• _WHAT YOU NEED TO DO_
Return every line of the records below verbatim, in the original order, with no changes to characters, spacing, or box coordinates.

• _EXTRACTED RECORDS_

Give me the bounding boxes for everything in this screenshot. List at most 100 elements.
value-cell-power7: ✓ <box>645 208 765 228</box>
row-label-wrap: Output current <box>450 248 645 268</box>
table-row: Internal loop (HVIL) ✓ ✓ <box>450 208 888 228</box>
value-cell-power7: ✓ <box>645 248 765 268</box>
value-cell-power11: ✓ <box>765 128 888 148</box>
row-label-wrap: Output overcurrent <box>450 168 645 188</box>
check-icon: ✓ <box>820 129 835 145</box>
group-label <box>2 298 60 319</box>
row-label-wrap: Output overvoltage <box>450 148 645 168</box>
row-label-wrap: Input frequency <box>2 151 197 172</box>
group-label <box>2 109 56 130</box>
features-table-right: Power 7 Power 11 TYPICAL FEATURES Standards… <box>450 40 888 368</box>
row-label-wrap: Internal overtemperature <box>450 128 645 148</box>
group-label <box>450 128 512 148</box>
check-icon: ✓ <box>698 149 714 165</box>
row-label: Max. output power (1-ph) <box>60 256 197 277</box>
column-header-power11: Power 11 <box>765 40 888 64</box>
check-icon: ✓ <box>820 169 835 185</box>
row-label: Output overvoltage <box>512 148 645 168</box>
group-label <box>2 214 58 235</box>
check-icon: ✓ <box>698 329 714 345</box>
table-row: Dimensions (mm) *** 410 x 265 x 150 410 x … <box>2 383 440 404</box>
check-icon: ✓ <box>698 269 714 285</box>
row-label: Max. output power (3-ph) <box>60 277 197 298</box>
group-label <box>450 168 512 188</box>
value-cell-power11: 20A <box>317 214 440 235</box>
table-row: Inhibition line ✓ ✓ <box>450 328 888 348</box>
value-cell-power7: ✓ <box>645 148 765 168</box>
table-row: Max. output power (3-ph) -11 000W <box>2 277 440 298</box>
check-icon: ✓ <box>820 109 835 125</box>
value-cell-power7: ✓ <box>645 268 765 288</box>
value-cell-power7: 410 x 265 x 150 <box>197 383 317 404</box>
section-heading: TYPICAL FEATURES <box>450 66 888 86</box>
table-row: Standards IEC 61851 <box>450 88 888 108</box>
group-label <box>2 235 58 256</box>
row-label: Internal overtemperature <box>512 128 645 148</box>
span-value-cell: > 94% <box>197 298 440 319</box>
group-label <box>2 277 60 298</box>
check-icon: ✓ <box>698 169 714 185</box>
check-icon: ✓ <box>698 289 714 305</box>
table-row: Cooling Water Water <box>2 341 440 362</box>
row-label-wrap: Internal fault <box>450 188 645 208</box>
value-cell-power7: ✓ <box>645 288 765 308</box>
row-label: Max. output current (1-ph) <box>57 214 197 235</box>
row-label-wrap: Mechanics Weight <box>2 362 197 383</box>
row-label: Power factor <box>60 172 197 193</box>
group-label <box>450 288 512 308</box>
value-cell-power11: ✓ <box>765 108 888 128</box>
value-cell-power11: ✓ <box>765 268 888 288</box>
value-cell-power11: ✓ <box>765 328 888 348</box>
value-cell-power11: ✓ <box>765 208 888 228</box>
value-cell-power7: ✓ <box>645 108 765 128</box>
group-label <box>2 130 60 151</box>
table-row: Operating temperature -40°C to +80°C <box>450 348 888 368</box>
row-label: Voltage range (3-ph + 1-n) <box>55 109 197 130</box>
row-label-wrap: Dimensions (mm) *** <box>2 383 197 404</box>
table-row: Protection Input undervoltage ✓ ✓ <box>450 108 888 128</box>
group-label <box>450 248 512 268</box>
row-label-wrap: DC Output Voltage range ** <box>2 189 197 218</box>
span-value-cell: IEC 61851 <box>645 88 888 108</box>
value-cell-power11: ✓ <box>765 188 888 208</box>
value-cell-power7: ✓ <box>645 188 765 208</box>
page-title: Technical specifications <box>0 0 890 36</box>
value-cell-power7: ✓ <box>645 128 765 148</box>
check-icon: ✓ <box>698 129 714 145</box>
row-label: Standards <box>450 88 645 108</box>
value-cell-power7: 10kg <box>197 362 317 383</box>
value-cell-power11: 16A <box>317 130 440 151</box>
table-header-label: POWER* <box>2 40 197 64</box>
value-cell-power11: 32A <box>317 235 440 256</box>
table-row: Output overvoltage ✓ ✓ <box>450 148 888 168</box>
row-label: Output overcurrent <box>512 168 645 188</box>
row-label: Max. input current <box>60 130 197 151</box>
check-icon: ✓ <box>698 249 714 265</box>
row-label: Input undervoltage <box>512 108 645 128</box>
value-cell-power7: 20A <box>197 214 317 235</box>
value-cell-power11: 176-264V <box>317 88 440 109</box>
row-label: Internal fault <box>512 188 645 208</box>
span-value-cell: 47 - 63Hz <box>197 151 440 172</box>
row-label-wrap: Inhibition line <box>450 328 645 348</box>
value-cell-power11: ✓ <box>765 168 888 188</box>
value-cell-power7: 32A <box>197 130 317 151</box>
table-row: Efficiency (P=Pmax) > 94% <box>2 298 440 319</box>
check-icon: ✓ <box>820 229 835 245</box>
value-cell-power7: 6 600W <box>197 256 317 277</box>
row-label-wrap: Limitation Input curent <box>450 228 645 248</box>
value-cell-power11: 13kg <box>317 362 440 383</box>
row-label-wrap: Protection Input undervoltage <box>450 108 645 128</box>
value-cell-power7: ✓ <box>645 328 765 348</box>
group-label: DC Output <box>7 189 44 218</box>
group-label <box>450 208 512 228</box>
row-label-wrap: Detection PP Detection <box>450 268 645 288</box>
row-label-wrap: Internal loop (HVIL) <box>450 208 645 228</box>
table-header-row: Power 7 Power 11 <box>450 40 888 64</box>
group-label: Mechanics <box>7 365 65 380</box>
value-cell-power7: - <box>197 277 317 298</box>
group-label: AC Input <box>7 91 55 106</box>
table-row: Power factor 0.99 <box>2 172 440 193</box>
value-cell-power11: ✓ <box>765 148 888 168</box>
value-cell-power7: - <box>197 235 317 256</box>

• _RESPONSE_
Give me the bounding boxes for everything in this screenshot. List at most 100 elements.
value-cell-power7: ✓ <box>645 208 765 228</box>
row-label-wrap: Output current <box>450 248 645 268</box>
table-row: Internal loop (HVIL) ✓ ✓ <box>450 208 888 228</box>
value-cell-power7: ✓ <box>645 248 765 268</box>
value-cell-power11: ✓ <box>765 128 888 148</box>
row-label-wrap: Output overcurrent <box>450 168 645 188</box>
check-icon: ✓ <box>820 129 835 145</box>
group-label <box>2 298 60 319</box>
row-label-wrap: Output overvoltage <box>450 148 645 168</box>
row-label-wrap: Input frequency <box>2 151 197 172</box>
group-label <box>2 109 56 130</box>
features-table-right: Power 7 Power 11 TYPICAL FEATURES Standards… <box>450 40 888 368</box>
row-label-wrap: Internal overtemperature <box>450 128 645 148</box>
group-label <box>450 128 512 148</box>
check-icon: ✓ <box>698 149 714 165</box>
row-label: Max. output power (1-ph) <box>60 256 197 277</box>
column-header-power11: Power 11 <box>765 40 888 64</box>
check-icon: ✓ <box>820 169 835 185</box>
row-label: Output overvoltage <box>512 148 645 168</box>
group-label <box>2 214 58 235</box>
check-icon: ✓ <box>698 329 714 345</box>
table-row: Dimensions (mm) *** 410 x 265 x 150 410 x … <box>2 383 440 404</box>
check-icon: ✓ <box>698 269 714 285</box>
row-label: Max. output power (3-ph) <box>60 277 197 298</box>
group-label <box>450 168 512 188</box>
value-cell-power11: 20A <box>317 214 440 235</box>
table-row: Inhibition line ✓ ✓ <box>450 328 888 348</box>
value-cell-power7: ✓ <box>645 148 765 168</box>
table-row: Max. output power (3-ph) -11 000W <box>2 277 440 298</box>
check-icon: ✓ <box>820 109 835 125</box>
value-cell-power7: ✓ <box>645 268 765 288</box>
value-cell-power7: 410 x 265 x 150 <box>197 383 317 404</box>
section-heading: TYPICAL FEATURES <box>450 66 888 86</box>
table-row: Standards IEC 61851 <box>450 88 888 108</box>
group-label <box>2 235 58 256</box>
row-label: Internal overtemperature <box>512 128 645 148</box>
span-value-cell: > 94% <box>197 298 440 319</box>
group-label <box>2 277 60 298</box>
check-icon: ✓ <box>698 169 714 185</box>
check-icon: ✓ <box>698 289 714 305</box>
table-row: Cooling Water Water <box>2 341 440 362</box>
row-label-wrap: Internal fault <box>450 188 645 208</box>
value-cell-power7: ✓ <box>645 288 765 308</box>
row-label: Max. output current (1-ph) <box>57 214 197 235</box>
row-label-wrap: Mechanics Weight <box>2 362 197 383</box>
row-label: Power factor <box>60 172 197 193</box>
group-label <box>450 288 512 308</box>
value-cell-power11: ✓ <box>765 108 888 128</box>
value-cell-power11: ✓ <box>765 268 888 288</box>
value-cell-power11: ✓ <box>765 328 888 348</box>
value-cell-power11: ✓ <box>765 208 888 228</box>
value-cell-power7: ✓ <box>645 108 765 128</box>
group-label <box>2 130 60 151</box>
table-row: Operating temperature -40°C to +80°C <box>450 348 888 368</box>
row-label: Voltage range (3-ph + 1-n) <box>55 109 197 130</box>
row-label-wrap: Dimensions (mm) *** <box>2 383 197 404</box>
table-row: Protection Input undervoltage ✓ ✓ <box>450 108 888 128</box>
group-label <box>450 248 512 268</box>
row-label-wrap: DC Output Voltage range ** <box>2 189 197 218</box>
span-value-cell: IEC 61851 <box>645 88 888 108</box>
value-cell-power11: ✓ <box>765 188 888 208</box>
value-cell-power7: ✓ <box>645 188 765 208</box>
page-title: Technical specifications <box>0 0 890 36</box>
value-cell-power7: ✓ <box>645 128 765 148</box>
check-icon: ✓ <box>698 129 714 145</box>
row-label: Standards <box>450 88 645 108</box>
value-cell-power7: 10kg <box>197 362 317 383</box>
value-cell-power11: 16A <box>317 130 440 151</box>
table-header-label: POWER* <box>2 40 197 64</box>
value-cell-power11: 32A <box>317 235 440 256</box>
table-row: Output overvoltage ✓ ✓ <box>450 148 888 168</box>
row-label: Output overcurrent <box>512 168 645 188</box>
row-label: Max. input current <box>60 130 197 151</box>
check-icon: ✓ <box>698 249 714 265</box>
row-label: Input undervoltage <box>512 108 645 128</box>
value-cell-power7: 20A <box>197 214 317 235</box>
value-cell-power11: 176-264V <box>317 88 440 109</box>
row-label: Internal fault <box>512 188 645 208</box>
span-value-cell: 47 - 63Hz <box>197 151 440 172</box>
row-label-wrap: Inhibition line <box>450 328 645 348</box>
value-cell-power11: ✓ <box>765 168 888 188</box>
value-cell-power7: 32A <box>197 130 317 151</box>
table-row: Efficiency (P=Pmax) > 94% <box>2 298 440 319</box>
check-icon: ✓ <box>820 229 835 245</box>
value-cell-power7: 6 600W <box>197 256 317 277</box>
row-label-wrap: Limitation Input curent <box>450 228 645 248</box>
value-cell-power11: 13kg <box>317 362 440 383</box>
row-label-wrap: Protection Input undervoltage <box>450 108 645 128</box>
value-cell-power7: ✓ <box>645 328 765 348</box>
group-label: DC Output <box>7 189 44 218</box>
group-label <box>450 208 512 228</box>
row-label-wrap: Detection PP Detection <box>450 268 645 288</box>
row-label-wrap: Internal loop (HVIL) <box>450 208 645 228</box>
table-header-row: Power 7 Power 11 <box>450 40 888 64</box>
group-label: Mechanics <box>7 365 65 380</box>
value-cell-power7: - <box>197 277 317 298</box>
group-label: AC Input <box>7 91 55 106</box>
table-row: Power factor 0.99 <box>2 172 440 193</box>
value-cell-power11: ✓ <box>765 148 888 168</box>
value-cell-power7: - <box>197 235 317 256</box>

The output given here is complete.